• [Challenge]:
Copy only those lines which run from the line containing "What text is on this page?" to the end of the entries below, both inclusive, exactly as written and with no pictures.

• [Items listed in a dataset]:
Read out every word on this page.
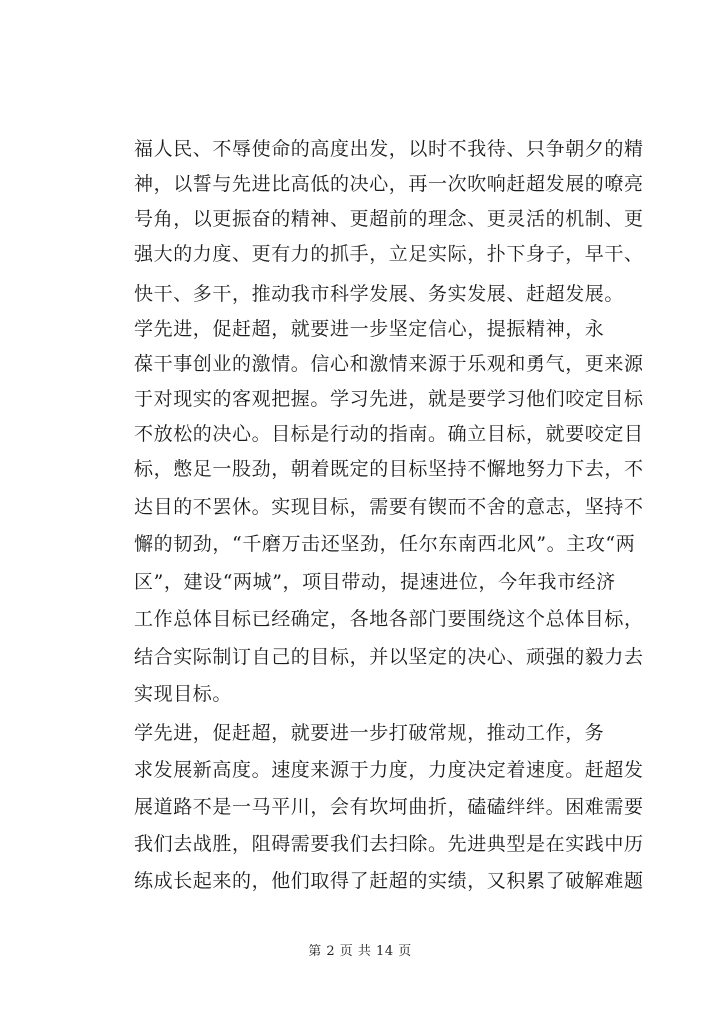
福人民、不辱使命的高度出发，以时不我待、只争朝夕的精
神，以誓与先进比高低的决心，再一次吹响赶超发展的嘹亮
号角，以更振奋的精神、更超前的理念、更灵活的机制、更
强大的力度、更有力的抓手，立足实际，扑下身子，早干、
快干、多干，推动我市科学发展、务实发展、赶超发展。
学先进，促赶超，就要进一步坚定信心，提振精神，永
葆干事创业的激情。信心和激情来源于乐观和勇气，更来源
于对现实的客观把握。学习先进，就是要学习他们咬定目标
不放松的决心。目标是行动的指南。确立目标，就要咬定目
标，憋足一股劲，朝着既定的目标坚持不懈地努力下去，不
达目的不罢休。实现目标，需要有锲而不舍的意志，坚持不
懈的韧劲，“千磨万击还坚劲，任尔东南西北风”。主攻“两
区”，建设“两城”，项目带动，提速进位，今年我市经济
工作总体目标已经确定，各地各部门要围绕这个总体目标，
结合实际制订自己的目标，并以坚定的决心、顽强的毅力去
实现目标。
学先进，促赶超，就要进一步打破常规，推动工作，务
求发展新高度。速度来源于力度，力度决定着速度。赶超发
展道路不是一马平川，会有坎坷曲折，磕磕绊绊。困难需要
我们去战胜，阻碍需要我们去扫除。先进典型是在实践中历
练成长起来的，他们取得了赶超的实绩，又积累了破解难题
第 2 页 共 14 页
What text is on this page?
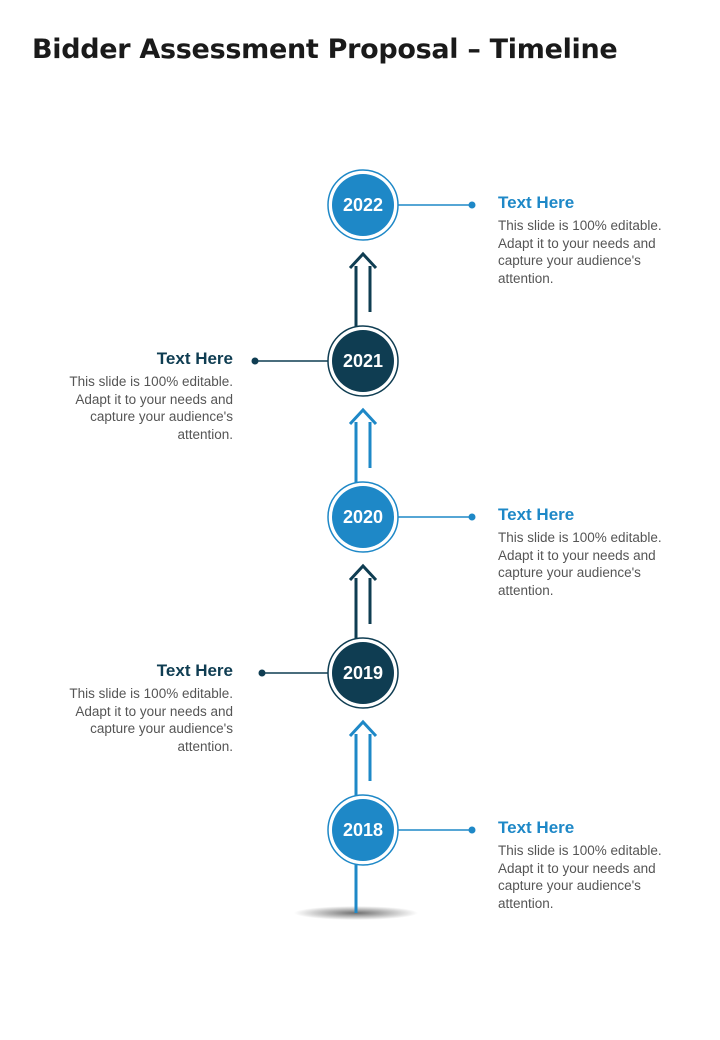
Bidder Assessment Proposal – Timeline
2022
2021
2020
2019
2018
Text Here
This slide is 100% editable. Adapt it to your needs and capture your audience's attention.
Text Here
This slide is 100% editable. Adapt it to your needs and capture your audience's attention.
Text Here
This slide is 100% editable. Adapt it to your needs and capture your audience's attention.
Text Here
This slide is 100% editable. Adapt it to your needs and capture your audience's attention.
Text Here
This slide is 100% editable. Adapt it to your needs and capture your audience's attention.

• [Result below]:
What text is on this page?
Bidder Assessment Proposal – Timeline
2022
2021
2020
2019
2018
Text Here
This slide is 100% editable. Adapt it to your needs and capture your audience's attention.
Text Here
This slide is 100% editable. Adapt it to your needs and capture your audience's attention.
Text Here
This slide is 100% editable. Adapt it to your needs and capture your audience's attention.
Text Here
This slide is 100% editable. Adapt it to your needs and capture your audience's attention.
Text Here
This slide is 100% editable. Adapt it to your needs and capture your audience's attention.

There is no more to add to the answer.